%%

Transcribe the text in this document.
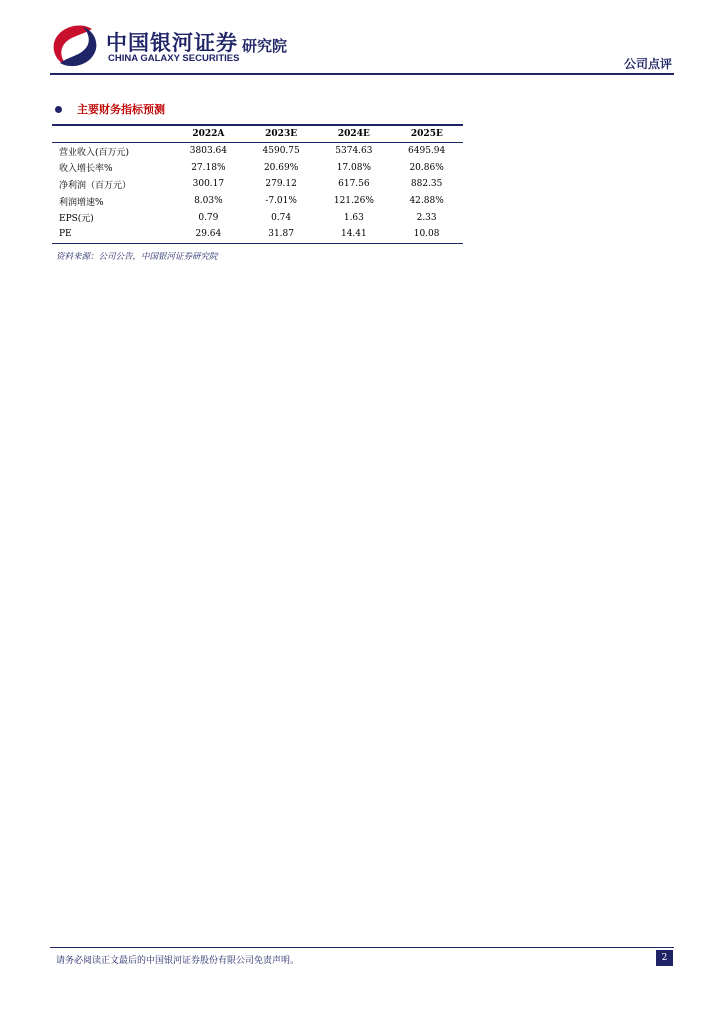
中国银河证券
CHINA GALAXY SECURITIES
研究院
公司点评
主要财务指标预测
	2022A	2023E	2024E	2025E
营业收入(百万元)	3803.64	4590.75	5374.63	6495.94
收入增长率%	27.18%	20.69%	17.08%	20.86%
净利润（百万元）	300.17	279.12	617.56	882.35
利润增速%	8.03%	-7.01%	121.26%	42.88%
EPS(元)	0.79	0.74	1.63	2.33
PE	29.64	31.87	14.41	10.08
资料来源：公司公告，中国银河证券研究院
请务必阅读正文最后的中国银河证券股份有限公司免责声明。	2
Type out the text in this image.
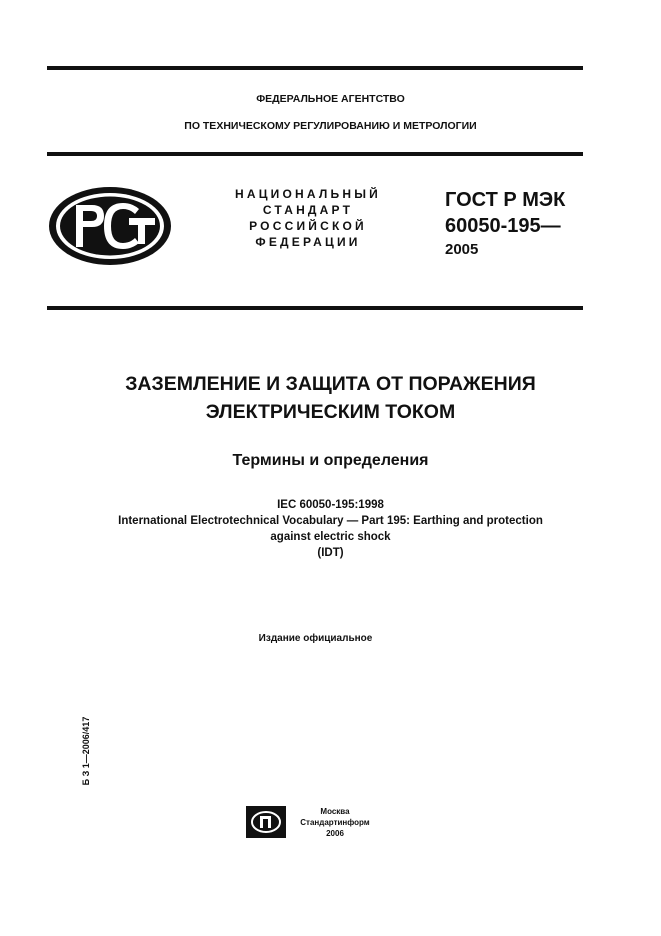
ФЕДЕРАЛЬНОЕ АГЕНТСТВО
ПО ТЕХНИЧЕСКОМУ РЕГУЛИРОВАНИЮ И МЕТРОЛОГИИ
НАЦИОНАЛЬНЫЙ
СТАНДАРТ
РОССИЙСКОЙ
ФЕДЕРАЦИИ
ГОСТ Р МЭК
60050-195—
2005
ЗАЗЕМЛЕНИЕ И ЗАЩИТА ОТ ПОРАЖЕНИЯ
ЭЛЕКТРИЧЕСКИМ ТОКОМ
Термины и определения
IEC 60050-195:1998
International Electrotechnical Vocabulary — Part 195: Earthing and protection
against electric shock
(IDT)
Издание официальное
Б З 1—2006/417
Москва
Стандартинформ
2006
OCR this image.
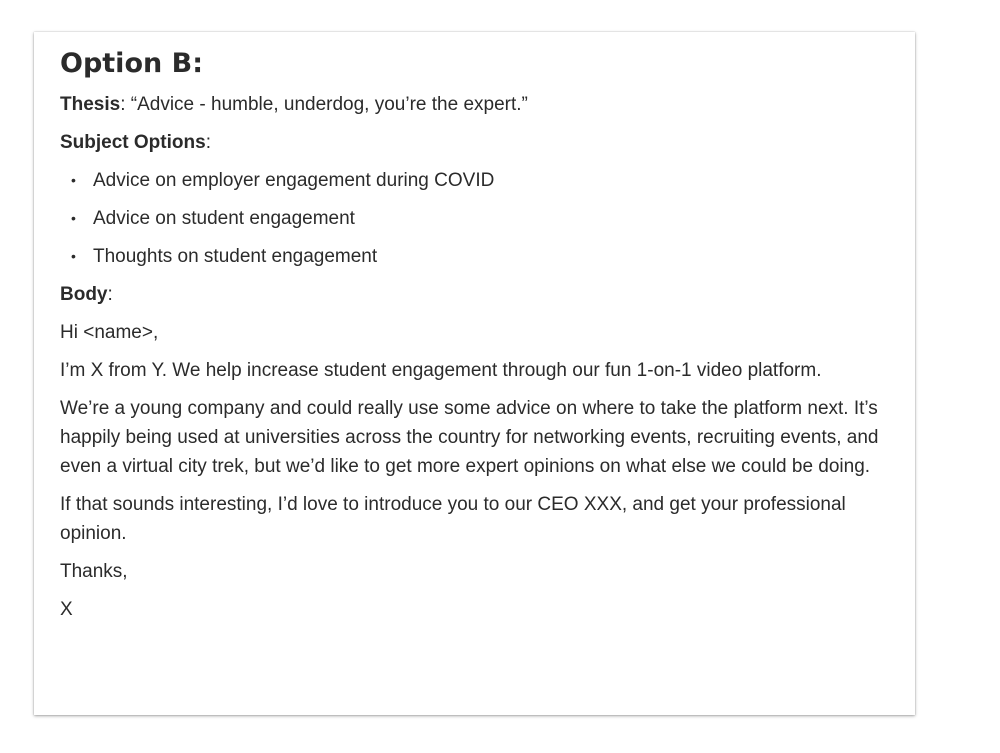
Option B:
Thesis: “Advice - humble, underdog, you’re the expert.”
Subject Options:
• Advice on employer engagement during COVID
• Advice on student engagement
• Thoughts on student engagement
Body:
Hi <name>,
I’m X from Y. We help increase student engagement through our fun 1-on-1 video platform.
We’re a young company and could really use some advice on where to take the platform next. It’s happily being used at universities across the country for networking events, recruiting events, and even a virtual city trek, but we’d like to get more expert opinions on what else we could be doing.
If that sounds interesting, I’d love to introduce you to our CEO XXX, and get your professional opinion.
Thanks,
X
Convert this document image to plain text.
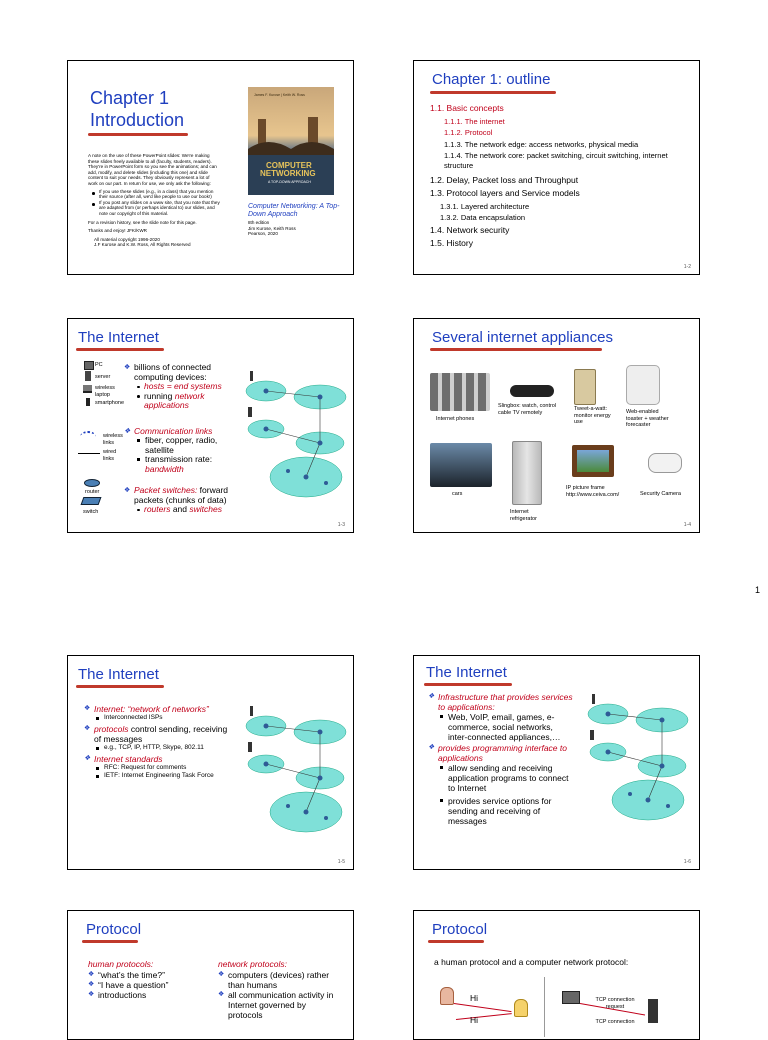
1
Chapter 1
Introduction
A note on the use of these PowerPoint slides: We're making these slides freely available to all (faculty, students, readers). They're in PowerPoint form so you see the animations; and can add, modify, and delete slides (including this one) and slide content to suit your needs. They obviously represent a lot of work on our part. In return for use, we only ask the following:
If you use these slides (e.g., in a class) that you mention their source (after all, we'd like people to use our book!)
If you post any slides on a www site, that you note that they are adapted from (or perhaps identical to) our slides, and note our copyright of this material.
For a revision history, see the slide note for this page.
Thanks and enjoy! JFK/KWR
All material copyright 1996-2020
J.F Kurose and K.W. Ross, All Rights Reserved
James F. Kurose | Keith W. Ross
COMPUTER
NETWORKING
A TOP-DOWN APPROACH
Computer Networking: A Top-Down Approach
8th edition
Jim Kurose, Keith Ross
Pearson, 2020
Chapter 1: outline
1.1. Basic concepts
1.1.1. The internet
1.1.2. Protocol
1.1.3. The network edge: access networks, physical media
1.1.4. The network core: packet switching, circuit switching, internet structure
1.2. Delay, Packet loss and Throughput
1.3. Protocol layers and Service models
1.3.1. Layered architecture
1.3.2. Data encapsulation
1.4. Network security
1.5. History
1-2
The Internet
PC
server
wireless laptop
smartphone
wireless links
wired links
router
switch
❖ billions of connected computing devices:
hosts = end systems
running network applications
❖ Communication links
fiber, copper, radio, satellite
transmission rate: bandwidth
❖ Packet switches: forward packets (chunks of data)
routers and switches
1-3
Several internet appliances
Internet phones
Slingbox: watch, control cable TV remotely
Tweet-a-watt: monitor energy use
Web-enabled toaster + weather forecaster
cars
Internet refrigerator
IP picture frame http://www.ceiva.com/	Security Camera
1-4
The Internet
❖ Internet: “network of networks”
Interconnected ISPs
❖ protocols control sending, receiving of messages
e.g., TCP, IP, HTTP, Skype, 802.11
❖ Internet standards
RFC: Request for comments
IETF: Internet Engineering Task Force
1-5
The Internet
❖ Infrastructure that provides services to applications:
Web, VoIP, email, games, e-commerce, social networks, inter-connected appliances,…
❖ provides programming interface to applications
allow sending and receiving application programs to connect to Internet
provides service options for sending and receiving of messages
1-6
Protocol
human protocols:
❖ “what’s the time?”
❖ “I have a question”
❖ introductions
network protocols:
❖ computers (devices) rather than humans
❖ all communication activity in Internet governed by protocols
Protocol
a human protocol and a computer network protocol:
Hi
Hi
TCP connection request
TCP connection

%%

**Requirement**
Identify lines with the string "like". Copy each one.

**Task answer**
We’re a young company and could really use some advice on where to take the platform next. It’s happily being used at universities across the country for networking events, recruiting events, and even a virtual city trek, but we’d like to get more expert opinions on what else we could be doing.
If you use these slides (e.g., in a class) that you mention their source (after all, we'd like people to use our book!)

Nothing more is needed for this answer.